[Begin]

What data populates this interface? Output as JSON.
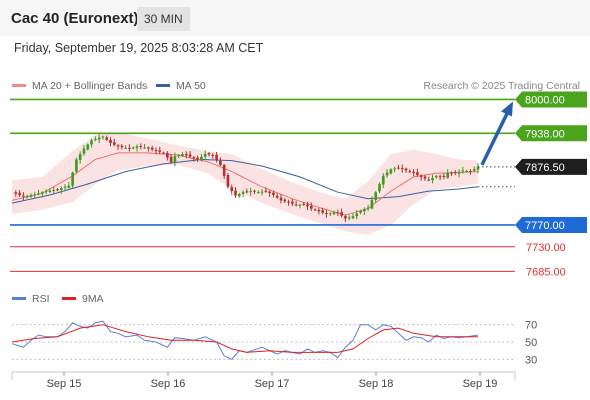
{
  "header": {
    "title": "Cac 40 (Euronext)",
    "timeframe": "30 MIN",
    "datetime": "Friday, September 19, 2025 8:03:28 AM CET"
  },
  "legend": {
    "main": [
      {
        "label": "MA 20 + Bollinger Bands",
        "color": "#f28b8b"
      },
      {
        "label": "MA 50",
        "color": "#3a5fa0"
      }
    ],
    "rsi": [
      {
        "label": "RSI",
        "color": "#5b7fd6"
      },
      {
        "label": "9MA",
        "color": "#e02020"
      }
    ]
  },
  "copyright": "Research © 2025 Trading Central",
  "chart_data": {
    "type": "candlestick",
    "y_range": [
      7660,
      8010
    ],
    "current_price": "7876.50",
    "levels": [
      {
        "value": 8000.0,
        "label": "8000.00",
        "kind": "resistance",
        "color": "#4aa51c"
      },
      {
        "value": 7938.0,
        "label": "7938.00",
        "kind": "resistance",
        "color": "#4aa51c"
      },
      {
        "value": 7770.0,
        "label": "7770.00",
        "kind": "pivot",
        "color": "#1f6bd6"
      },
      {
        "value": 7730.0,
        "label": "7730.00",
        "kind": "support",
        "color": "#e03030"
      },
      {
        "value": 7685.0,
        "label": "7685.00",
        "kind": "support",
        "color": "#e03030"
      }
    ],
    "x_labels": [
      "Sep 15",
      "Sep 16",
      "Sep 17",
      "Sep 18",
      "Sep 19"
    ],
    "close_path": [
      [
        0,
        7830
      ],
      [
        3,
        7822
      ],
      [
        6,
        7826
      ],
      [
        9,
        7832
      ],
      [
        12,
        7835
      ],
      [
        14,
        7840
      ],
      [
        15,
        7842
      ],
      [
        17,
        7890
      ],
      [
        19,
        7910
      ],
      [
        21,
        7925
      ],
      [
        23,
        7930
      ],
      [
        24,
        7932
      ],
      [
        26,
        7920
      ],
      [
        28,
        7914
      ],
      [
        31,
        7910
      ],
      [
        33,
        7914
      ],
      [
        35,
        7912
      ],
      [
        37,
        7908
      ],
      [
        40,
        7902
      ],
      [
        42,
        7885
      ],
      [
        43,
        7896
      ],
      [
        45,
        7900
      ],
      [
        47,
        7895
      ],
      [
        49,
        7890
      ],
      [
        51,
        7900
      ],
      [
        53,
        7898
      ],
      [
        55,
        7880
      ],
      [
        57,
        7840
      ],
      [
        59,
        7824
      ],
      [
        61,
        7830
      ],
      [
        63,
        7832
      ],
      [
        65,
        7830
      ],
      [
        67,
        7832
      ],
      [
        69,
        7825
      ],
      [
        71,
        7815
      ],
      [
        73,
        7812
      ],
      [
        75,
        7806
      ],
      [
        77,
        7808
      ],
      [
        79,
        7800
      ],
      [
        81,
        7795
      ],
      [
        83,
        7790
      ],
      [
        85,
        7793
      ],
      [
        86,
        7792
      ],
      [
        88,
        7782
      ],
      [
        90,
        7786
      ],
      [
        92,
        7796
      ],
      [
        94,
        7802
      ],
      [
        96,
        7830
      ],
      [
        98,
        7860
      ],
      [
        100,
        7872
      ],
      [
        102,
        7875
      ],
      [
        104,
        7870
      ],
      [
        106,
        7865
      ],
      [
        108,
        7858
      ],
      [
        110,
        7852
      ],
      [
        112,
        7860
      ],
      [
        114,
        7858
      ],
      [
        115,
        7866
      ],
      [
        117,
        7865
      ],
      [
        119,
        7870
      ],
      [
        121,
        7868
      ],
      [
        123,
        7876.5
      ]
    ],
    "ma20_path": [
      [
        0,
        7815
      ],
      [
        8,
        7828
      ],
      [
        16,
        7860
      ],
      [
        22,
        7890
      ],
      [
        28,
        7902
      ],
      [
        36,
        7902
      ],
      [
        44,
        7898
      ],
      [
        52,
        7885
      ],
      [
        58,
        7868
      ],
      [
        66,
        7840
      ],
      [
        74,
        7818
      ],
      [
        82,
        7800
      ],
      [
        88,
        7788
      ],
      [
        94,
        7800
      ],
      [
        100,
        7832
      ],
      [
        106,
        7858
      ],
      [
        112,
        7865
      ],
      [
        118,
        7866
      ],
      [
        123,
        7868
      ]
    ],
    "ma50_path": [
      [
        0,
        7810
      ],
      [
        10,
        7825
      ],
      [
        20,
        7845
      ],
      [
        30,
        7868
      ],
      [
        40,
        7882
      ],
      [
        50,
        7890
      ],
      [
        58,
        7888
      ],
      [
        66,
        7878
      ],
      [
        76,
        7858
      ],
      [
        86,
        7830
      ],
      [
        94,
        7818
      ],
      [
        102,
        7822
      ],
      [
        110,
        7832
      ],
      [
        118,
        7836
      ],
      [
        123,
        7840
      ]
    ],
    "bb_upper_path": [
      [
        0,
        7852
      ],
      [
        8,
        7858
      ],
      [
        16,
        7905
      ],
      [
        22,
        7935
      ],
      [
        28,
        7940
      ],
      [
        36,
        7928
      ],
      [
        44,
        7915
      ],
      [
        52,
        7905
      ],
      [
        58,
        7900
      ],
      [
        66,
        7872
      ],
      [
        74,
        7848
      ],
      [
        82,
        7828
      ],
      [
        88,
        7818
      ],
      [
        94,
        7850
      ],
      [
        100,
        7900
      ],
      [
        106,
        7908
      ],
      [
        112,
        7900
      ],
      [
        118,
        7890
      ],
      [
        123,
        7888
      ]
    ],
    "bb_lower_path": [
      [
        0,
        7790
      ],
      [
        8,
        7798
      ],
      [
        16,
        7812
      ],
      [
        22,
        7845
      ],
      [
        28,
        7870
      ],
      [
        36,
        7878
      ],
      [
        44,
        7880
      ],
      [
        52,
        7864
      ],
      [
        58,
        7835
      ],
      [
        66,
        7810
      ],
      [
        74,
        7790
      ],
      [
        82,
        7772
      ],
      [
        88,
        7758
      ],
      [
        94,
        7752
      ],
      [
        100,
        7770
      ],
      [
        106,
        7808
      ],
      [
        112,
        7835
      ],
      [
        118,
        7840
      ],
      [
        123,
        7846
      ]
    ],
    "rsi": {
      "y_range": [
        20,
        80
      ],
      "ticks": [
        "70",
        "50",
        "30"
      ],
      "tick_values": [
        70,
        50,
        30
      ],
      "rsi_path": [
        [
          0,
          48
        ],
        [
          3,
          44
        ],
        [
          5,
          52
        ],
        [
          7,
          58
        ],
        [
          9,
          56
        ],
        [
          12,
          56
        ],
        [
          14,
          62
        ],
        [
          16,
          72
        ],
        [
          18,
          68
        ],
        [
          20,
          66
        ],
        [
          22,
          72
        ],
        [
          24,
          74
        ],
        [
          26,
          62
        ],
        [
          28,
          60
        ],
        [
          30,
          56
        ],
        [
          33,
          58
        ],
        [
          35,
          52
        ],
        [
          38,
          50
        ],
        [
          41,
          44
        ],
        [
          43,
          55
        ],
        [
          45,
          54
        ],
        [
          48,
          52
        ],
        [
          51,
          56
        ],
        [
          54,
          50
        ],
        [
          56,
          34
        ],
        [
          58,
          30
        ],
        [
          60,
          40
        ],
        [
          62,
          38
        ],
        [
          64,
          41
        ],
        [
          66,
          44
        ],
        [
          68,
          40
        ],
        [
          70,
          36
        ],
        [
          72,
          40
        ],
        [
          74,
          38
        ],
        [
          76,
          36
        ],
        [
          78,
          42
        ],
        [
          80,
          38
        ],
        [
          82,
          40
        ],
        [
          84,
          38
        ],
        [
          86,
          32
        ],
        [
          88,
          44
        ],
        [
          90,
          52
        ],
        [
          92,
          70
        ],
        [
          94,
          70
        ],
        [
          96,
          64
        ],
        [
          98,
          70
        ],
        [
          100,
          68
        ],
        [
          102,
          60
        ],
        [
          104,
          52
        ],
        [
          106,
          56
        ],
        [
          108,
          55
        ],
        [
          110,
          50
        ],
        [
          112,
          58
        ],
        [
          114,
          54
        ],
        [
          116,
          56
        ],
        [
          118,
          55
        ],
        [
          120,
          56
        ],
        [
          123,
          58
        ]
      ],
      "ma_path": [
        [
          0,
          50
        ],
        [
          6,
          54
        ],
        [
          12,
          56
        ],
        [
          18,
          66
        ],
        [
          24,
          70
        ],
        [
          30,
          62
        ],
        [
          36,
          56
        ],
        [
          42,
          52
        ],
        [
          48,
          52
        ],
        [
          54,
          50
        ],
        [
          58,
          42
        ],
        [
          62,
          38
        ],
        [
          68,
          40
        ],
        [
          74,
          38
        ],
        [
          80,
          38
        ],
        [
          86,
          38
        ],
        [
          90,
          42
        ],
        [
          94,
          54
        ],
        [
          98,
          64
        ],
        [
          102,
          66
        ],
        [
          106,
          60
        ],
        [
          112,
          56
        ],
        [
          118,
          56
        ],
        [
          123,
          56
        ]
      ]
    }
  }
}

[End]
[Begin]

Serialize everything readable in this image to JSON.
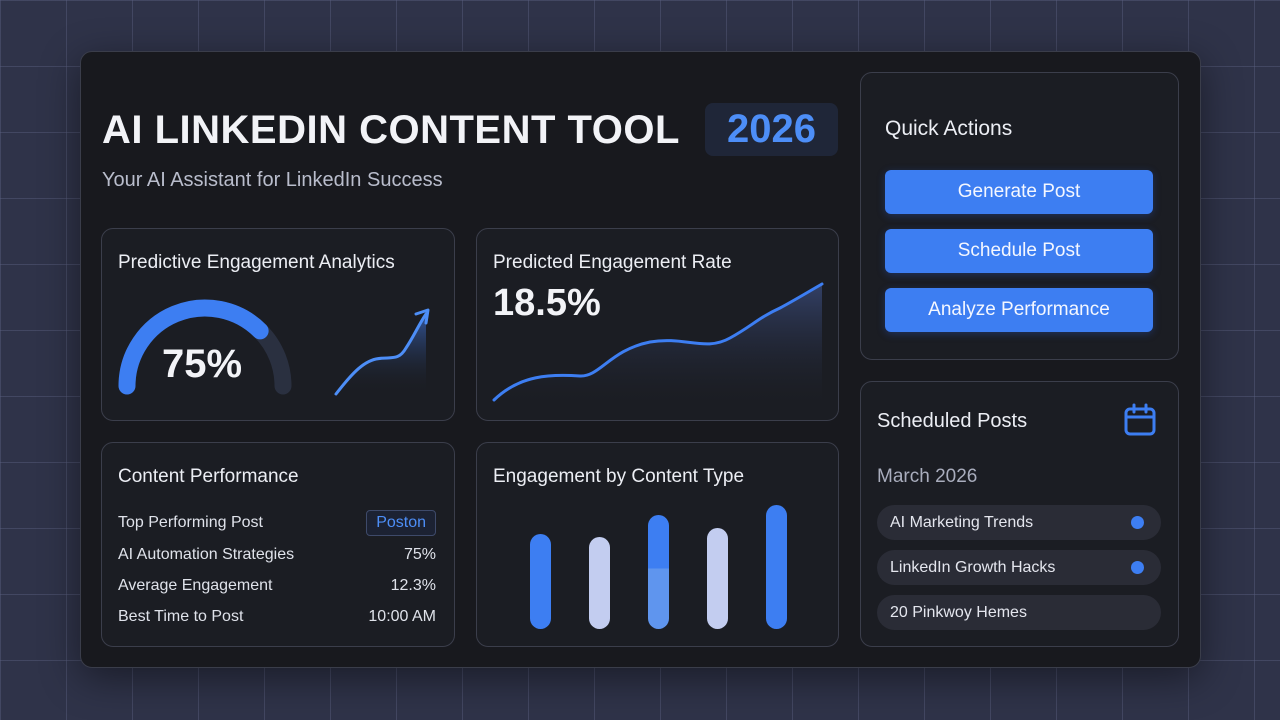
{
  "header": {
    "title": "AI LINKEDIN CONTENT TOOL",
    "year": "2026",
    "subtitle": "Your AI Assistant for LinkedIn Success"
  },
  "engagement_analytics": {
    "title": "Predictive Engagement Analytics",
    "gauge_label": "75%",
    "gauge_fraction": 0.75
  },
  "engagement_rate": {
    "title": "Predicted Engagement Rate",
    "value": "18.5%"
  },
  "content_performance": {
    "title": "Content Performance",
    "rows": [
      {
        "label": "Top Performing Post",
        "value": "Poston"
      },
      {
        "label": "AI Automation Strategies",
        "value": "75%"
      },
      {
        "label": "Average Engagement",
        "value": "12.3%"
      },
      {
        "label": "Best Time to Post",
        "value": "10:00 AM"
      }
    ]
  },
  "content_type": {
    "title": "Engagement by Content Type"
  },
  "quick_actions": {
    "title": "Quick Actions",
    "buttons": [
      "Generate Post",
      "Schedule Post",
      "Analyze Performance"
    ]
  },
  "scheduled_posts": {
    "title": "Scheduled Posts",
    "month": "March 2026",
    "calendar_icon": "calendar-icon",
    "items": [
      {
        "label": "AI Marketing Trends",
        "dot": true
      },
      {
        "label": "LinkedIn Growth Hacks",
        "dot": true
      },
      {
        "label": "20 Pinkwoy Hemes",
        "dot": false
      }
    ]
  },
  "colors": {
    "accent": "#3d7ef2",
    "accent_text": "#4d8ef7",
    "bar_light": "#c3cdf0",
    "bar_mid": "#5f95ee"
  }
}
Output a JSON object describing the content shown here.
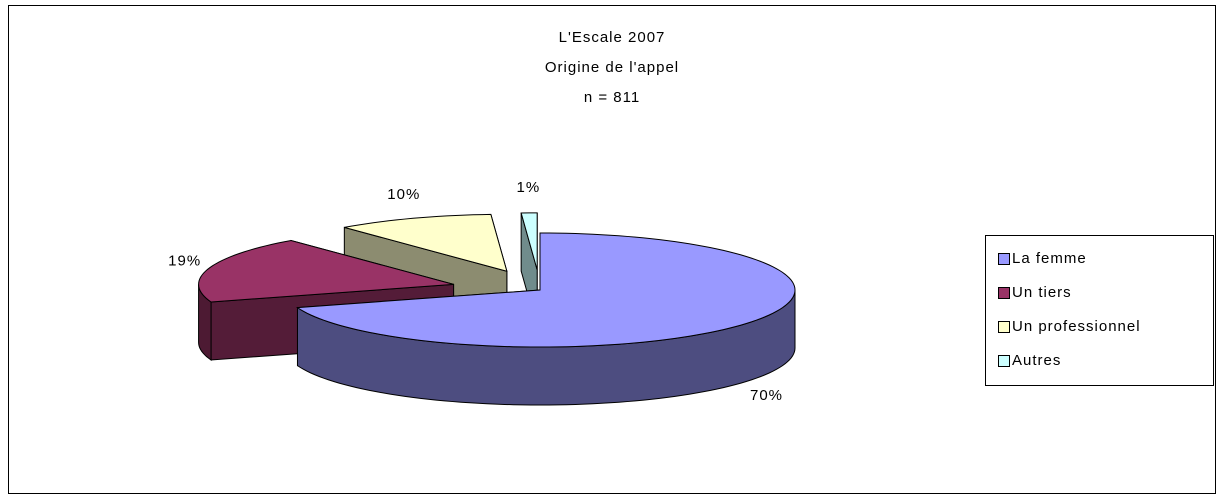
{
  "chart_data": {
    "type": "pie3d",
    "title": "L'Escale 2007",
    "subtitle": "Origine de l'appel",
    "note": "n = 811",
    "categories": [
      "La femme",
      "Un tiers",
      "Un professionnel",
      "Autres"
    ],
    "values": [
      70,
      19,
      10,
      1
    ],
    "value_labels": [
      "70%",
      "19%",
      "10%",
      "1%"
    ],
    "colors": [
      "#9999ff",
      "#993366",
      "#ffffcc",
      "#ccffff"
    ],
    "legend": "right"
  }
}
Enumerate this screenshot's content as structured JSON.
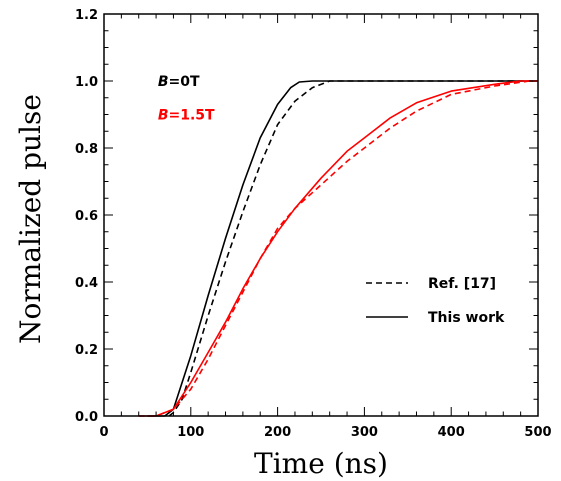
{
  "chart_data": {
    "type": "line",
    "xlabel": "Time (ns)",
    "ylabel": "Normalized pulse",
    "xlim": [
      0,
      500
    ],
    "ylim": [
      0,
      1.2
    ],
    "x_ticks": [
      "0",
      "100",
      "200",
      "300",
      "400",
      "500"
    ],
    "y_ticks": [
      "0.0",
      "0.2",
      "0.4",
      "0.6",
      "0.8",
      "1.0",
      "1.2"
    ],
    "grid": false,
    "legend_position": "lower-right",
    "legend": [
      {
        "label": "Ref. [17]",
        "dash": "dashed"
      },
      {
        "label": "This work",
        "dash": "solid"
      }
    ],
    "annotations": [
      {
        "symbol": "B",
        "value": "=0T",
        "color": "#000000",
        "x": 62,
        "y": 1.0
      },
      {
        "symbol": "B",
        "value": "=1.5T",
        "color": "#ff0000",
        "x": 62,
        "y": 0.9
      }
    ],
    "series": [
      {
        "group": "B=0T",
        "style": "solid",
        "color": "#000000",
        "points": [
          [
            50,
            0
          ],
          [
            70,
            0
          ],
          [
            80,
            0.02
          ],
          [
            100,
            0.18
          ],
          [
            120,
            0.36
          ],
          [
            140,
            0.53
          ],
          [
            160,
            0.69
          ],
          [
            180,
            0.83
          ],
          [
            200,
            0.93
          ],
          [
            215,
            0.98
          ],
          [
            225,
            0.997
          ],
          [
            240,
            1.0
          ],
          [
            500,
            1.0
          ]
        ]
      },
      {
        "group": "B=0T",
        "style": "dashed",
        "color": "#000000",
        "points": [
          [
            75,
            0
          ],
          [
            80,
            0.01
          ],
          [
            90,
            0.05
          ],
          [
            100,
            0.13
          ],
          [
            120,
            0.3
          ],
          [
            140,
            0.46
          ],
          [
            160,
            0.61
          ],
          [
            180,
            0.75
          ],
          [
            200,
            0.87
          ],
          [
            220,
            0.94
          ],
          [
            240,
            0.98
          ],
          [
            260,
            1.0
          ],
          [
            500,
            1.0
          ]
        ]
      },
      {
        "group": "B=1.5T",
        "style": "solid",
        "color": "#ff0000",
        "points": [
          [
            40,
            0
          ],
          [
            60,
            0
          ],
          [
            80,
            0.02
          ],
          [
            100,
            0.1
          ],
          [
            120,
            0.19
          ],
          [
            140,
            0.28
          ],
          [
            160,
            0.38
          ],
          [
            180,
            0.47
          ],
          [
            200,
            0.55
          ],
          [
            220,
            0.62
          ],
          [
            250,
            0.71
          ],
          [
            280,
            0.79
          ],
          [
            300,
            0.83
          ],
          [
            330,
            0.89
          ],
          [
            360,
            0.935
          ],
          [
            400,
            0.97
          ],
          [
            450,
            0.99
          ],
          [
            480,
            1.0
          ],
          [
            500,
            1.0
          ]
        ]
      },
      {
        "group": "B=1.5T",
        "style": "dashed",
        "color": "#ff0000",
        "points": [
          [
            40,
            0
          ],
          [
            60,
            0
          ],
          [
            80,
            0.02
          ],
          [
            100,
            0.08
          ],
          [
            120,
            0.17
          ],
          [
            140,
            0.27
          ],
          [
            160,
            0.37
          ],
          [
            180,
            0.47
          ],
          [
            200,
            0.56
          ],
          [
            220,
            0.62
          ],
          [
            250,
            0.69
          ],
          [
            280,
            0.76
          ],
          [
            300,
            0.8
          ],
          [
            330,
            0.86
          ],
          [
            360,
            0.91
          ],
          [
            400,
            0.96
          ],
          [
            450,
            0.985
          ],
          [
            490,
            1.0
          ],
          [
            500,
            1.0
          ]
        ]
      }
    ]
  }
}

[End]

** The task **
Gather from the records above every line containing the string "JSON".

** The completed task **
What data populates this interface? Output as JSON.
Serialize everything readable in this image to JSON.
Output a JSON object describing the content shown here.
Enumerate this screenshot's content as structured JSON.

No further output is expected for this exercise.